Copy each line of the entries that contains the word "image".

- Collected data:

------------------------------------------------------------

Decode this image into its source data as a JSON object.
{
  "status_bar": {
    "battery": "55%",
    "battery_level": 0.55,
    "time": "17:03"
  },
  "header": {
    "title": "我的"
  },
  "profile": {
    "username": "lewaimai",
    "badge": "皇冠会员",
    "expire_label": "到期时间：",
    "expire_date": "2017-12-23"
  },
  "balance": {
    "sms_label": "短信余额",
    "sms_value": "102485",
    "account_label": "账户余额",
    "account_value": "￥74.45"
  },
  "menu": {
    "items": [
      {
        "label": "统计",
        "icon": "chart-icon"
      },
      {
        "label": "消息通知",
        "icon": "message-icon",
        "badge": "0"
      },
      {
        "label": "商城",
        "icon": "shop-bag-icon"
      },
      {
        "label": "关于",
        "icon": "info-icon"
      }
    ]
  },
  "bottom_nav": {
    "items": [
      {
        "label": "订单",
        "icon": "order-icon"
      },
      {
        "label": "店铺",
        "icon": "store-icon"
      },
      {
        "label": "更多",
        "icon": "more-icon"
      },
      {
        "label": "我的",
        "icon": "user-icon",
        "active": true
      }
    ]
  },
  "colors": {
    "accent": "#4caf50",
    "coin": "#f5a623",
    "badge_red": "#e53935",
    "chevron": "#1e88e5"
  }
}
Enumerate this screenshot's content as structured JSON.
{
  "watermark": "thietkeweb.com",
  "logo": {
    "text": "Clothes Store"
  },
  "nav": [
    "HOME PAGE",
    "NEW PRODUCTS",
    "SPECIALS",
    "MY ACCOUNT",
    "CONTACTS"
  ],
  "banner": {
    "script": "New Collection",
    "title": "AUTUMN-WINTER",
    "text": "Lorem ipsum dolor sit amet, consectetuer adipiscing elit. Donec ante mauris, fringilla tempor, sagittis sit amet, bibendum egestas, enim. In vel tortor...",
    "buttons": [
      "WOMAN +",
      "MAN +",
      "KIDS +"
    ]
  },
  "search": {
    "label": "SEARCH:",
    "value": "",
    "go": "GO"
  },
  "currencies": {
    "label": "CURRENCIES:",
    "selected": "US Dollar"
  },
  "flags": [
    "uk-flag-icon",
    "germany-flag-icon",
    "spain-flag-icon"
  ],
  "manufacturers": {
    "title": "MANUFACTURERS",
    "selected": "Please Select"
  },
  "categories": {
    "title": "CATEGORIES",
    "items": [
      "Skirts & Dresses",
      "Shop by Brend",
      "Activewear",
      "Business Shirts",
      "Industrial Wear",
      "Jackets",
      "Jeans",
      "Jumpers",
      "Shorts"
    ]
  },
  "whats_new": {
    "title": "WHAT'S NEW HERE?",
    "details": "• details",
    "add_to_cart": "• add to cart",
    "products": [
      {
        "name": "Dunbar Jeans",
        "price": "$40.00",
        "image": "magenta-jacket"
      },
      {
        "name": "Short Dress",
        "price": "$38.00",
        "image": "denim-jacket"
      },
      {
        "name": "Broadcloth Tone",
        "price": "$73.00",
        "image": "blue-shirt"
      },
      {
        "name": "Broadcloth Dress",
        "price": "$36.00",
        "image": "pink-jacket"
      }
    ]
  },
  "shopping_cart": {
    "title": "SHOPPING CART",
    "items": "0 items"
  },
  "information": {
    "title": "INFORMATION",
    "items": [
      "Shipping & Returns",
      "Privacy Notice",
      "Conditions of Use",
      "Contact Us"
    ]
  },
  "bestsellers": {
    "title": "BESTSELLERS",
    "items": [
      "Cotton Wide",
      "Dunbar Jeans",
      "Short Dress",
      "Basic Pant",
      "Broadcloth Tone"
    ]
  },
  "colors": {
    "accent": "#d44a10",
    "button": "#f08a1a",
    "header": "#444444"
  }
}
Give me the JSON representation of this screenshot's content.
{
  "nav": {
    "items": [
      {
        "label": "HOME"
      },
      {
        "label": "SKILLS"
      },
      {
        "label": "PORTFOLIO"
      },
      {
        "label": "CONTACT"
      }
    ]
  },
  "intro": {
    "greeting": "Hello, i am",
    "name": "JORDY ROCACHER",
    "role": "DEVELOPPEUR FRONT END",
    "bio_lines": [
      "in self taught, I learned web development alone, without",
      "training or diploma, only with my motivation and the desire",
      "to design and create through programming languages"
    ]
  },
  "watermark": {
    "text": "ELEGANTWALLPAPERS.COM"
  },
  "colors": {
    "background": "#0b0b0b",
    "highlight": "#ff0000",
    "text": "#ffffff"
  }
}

------------------------------------------------------------

- Finished exercise:
Decode this image into its source data as a JSON object.
        "image": "magenta-jacket"
        "image": "denim-jacket"
        "image": "blue-shirt"
        "image": "pink-jacket"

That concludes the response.